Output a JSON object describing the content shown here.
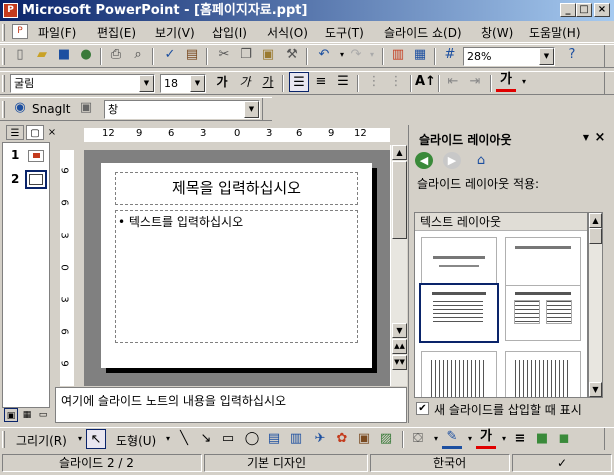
{
  "window": {
    "title": "Microsoft PowerPoint - [홈페이지자료.ppt]",
    "min": "_",
    "max": "□",
    "close": "×"
  },
  "menu": [
    "파일(F)",
    "편집(E)",
    "보기(V)",
    "삽입(I)",
    "서식(O)",
    "도구(T)",
    "슬라이드 쇼(D)",
    "창(W)",
    "도움말(H)"
  ],
  "toolbar": {
    "zoom": "28%"
  },
  "format": {
    "font": "굴림",
    "size": "18",
    "bold": "가",
    "italic": "가",
    "underline": "가",
    "fontcolor": "가"
  },
  "snagit": {
    "label": "SnagIt",
    "window": "창"
  },
  "slides": {
    "items": [
      "1",
      "2"
    ]
  },
  "ruler": {
    "h": [
      "12",
      "9",
      "6",
      "3",
      "0",
      "3",
      "6",
      "9",
      "12"
    ],
    "v": [
      "9",
      "6",
      "3",
      "0",
      "3",
      "6",
      "9"
    ]
  },
  "slide": {
    "title": "제목을 입력하십시오",
    "body": "• 텍스트를 입력하십시오"
  },
  "notes": {
    "text": "여기에 슬라이드 노트의 내용을 입력하십시오"
  },
  "taskpane": {
    "title": "슬라이드 레이아웃",
    "apply_label": "슬라이드 레이아웃 적용:",
    "group": "텍스트 레이아웃",
    "checkbox_label": "새 슬라이드를 삽입할 때 표시",
    "checked": true
  },
  "drawing": {
    "draw": "그리기(R)",
    "autoshapes": "도형(U)",
    "fontcolor": "가"
  },
  "status": {
    "slide": "슬라이드 2 / 2",
    "design": "기본 디자인",
    "lang": "한국어"
  }
}
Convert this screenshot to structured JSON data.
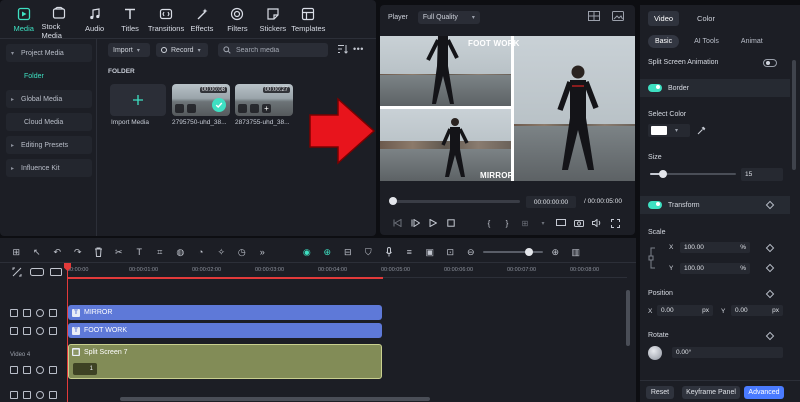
{
  "media_tabs": [
    {
      "label": "Media",
      "icon": "media-icon",
      "active": true
    },
    {
      "label": "Stock Media",
      "icon": "stock-media-icon",
      "active": false
    },
    {
      "label": "Audio",
      "icon": "music-note-icon",
      "active": false
    },
    {
      "label": "Titles",
      "icon": "titles-icon",
      "active": false
    },
    {
      "label": "Transitions",
      "icon": "transitions-icon",
      "active": false
    },
    {
      "label": "Effects",
      "icon": "effects-icon",
      "active": false
    },
    {
      "label": "Filters",
      "icon": "filters-icon",
      "active": false
    },
    {
      "label": "Stickers",
      "icon": "stickers-icon",
      "active": false
    },
    {
      "label": "Templates",
      "icon": "templates-icon",
      "active": false
    }
  ],
  "left_nav": {
    "items": [
      "Project Media",
      "Folder",
      "Global Media",
      "Cloud Media",
      "Editing Presets",
      "Influence Kit"
    ]
  },
  "media_toolbar": {
    "import_label": "Import",
    "record_label": "Record",
    "search_placeholder": "Search media"
  },
  "folder_section": {
    "heading": "FOLDER",
    "import_tile_label": "Import Media",
    "clips": [
      {
        "name": "2795750-uhd_38...",
        "duration": "00:00:08"
      },
      {
        "name": "2873755-uhd_38...",
        "duration": "00:00:27"
      }
    ]
  },
  "player": {
    "label": "Player",
    "quality": "Full Quality",
    "current_time": "00:00:00:00",
    "separator": "/",
    "total_time": "00:00:05:00",
    "progress": 0,
    "video_labels": [
      "FOOT WORK",
      "MIRROR"
    ]
  },
  "properties": {
    "tabs": [
      "Video",
      "Color"
    ],
    "subtabs": [
      "Basic",
      "AI Tools",
      "Animat"
    ],
    "split_screen_animation": "Split Screen Animation",
    "border_label": "Border",
    "select_color_label": "Select Color",
    "size_label": "Size",
    "size_value": "15",
    "size_fraction": 0.15,
    "transform_label": "Transform",
    "scale_label": "Scale",
    "scale_x_label": "X",
    "scale_x": "100.00",
    "scale_y_label": "Y",
    "scale_y": "100.00",
    "percent": "%",
    "position_label": "Position",
    "pos_x_label": "X",
    "pos_x": "0.00",
    "pos_y_label": "Y",
    "pos_y": "0.00",
    "px_unit": "px",
    "rotate_label": "Rotate",
    "rotate_value": "0.00°",
    "reset_label": "Reset",
    "keyframe_label": "Keyframe Panel",
    "advanced_label": "Advanced",
    "accent": "#3ee0c2",
    "advanced_color": "#4a7bff"
  },
  "timeline": {
    "ticks": [
      "00:00:00",
      "00:00:01:00",
      "00:00:02:00",
      "00:00:03:00",
      "00:00:04:00",
      "00:00:05:00",
      "00:00:06:00",
      "00:00:07:00",
      "00:00:08:00"
    ],
    "track_label_video4": "Video 4",
    "clips": {
      "mirror": "MIRROR",
      "footwork": "FOOT WORK",
      "split": "Split Screen 7",
      "split_count": "1"
    },
    "clip_colors": {
      "text": "#5e79d8",
      "split": "#828c57"
    }
  },
  "annotation": {
    "arrow_color": "#e8141c"
  }
}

------------------------------------------------------------

## Set exercise:
Repeat the entries exactly and keep the pictures out of the copy.

## Reply:
Output a JSON object describing the content shown here.
{
  "window": {
    "title": "Microsoft PowerPoint - [홈페이지자료.ppt]",
    "min": "_",
    "max": "□",
    "close": "×"
  },
  "menu": [
    "파일(F)",
    "편집(E)",
    "보기(V)",
    "삽입(I)",
    "서식(O)",
    "도구(T)",
    "슬라이드 쇼(D)",
    "창(W)",
    "도움말(H)"
  ],
  "toolbar": {
    "zoom": "28%"
  },
  "format": {
    "font": "굴림",
    "size": "18",
    "bold": "가",
    "italic": "가",
    "underline": "가",
    "fontcolor": "가"
  },
  "snagit": {
    "label": "SnagIt",
    "window": "창"
  },
  "slides": {
    "items": [
      "1",
      "2"
    ]
  },
  "ruler": {
    "h": [
      "12",
      "9",
      "6",
      "3",
      "0",
      "3",
      "6",
      "9",
      "12"
    ],
    "v": [
      "9",
      "6",
      "3",
      "0",
      "3",
      "6",
      "9"
    ]
  },
  "slide": {
    "title": "제목을 입력하십시오",
    "body": "• 텍스트를 입력하십시오"
  },
  "notes": {
    "text": "여기에 슬라이드 노트의 내용을 입력하십시오"
  },
  "taskpane": {
    "title": "슬라이드 레이아웃",
    "apply_label": "슬라이드 레이아웃 적용:",
    "group": "텍스트 레이아웃",
    "checkbox_label": "새 슬라이드를 삽입할 때 표시",
    "checked": true
  },
  "drawing": {
    "draw": "그리기(R)",
    "autoshapes": "도형(U)",
    "fontcolor": "가"
  },
  "status": {
    "slide": "슬라이드 2 / 2",
    "design": "기본 디자인",
    "lang": "한국어"
  }
}
Convert this screenshot to structured JSON data.
{
  "media_tabs": [
    {
      "label": "Media",
      "icon": "media-icon",
      "active": true
    },
    {
      "label": "Stock Media",
      "icon": "stock-media-icon",
      "active": false
    },
    {
      "label": "Audio",
      "icon": "music-note-icon",
      "active": false
    },
    {
      "label": "Titles",
      "icon": "titles-icon",
      "active": false
    },
    {
      "label": "Transitions",
      "icon": "transitions-icon",
      "active": false
    },
    {
      "label": "Effects",
      "icon": "effects-icon",
      "active": false
    },
    {
      "label": "Filters",
      "icon": "filters-icon",
      "active": false
    },
    {
      "label": "Stickers",
      "icon": "stickers-icon",
      "active": false
    },
    {
      "label": "Templates",
      "icon": "templates-icon",
      "active": false
    }
  ],
  "left_nav": {
    "items": [
      "Project Media",
      "Folder",
      "Global Media",
      "Cloud Media",
      "Editing Presets",
      "Influence Kit"
    ]
  },
  "media_toolbar": {
    "import_label": "Import",
    "record_label": "Record",
    "search_placeholder": "Search media"
  },
  "folder_section": {
    "heading": "FOLDER",
    "import_tile_label": "Import Media",
    "clips": [
      {
        "name": "2795750-uhd_38...",
        "duration": "00:00:08"
      },
      {
        "name": "2873755-uhd_38...",
        "duration": "00:00:27"
      }
    ]
  },
  "player": {
    "label": "Player",
    "quality": "Full Quality",
    "current_time": "00:00:00:00",
    "separator": "/",
    "total_time": "00:00:05:00",
    "progress": 0,
    "video_labels": [
      "FOOT WORK",
      "MIRROR"
    ]
  },
  "properties": {
    "tabs": [
      "Video",
      "Color"
    ],
    "subtabs": [
      "Basic",
      "AI Tools",
      "Animat"
    ],
    "split_screen_animation": "Split Screen Animation",
    "border_label": "Border",
    "select_color_label": "Select Color",
    "size_label": "Size",
    "size_value": "15",
    "size_fraction": 0.15,
    "transform_label": "Transform",
    "scale_label": "Scale",
    "scale_x_label": "X",
    "scale_x": "100.00",
    "scale_y_label": "Y",
    "scale_y": "100.00",
    "percent": "%",
    "position_label": "Position",
    "pos_x_label": "X",
    "pos_x": "0.00",
    "pos_y_label": "Y",
    "pos_y": "0.00",
    "px_unit": "px",
    "rotate_label": "Rotate",
    "rotate_value": "0.00°",
    "reset_label": "Reset",
    "keyframe_label": "Keyframe Panel",
    "advanced_label": "Advanced",
    "accent": "#3ee0c2",
    "advanced_color": "#4a7bff"
  },
  "timeline": {
    "ticks": [
      "00:00:00",
      "00:00:01:00",
      "00:00:02:00",
      "00:00:03:00",
      "00:00:04:00",
      "00:00:05:00",
      "00:00:06:00",
      "00:00:07:00",
      "00:00:08:00"
    ],
    "track_label_video4": "Video 4",
    "clips": {
      "mirror": "MIRROR",
      "footwork": "FOOT WORK",
      "split": "Split Screen 7",
      "split_count": "1"
    },
    "clip_colors": {
      "text": "#5e79d8",
      "split": "#828c57"
    }
  },
  "annotation": {
    "arrow_color": "#e8141c"
  }
}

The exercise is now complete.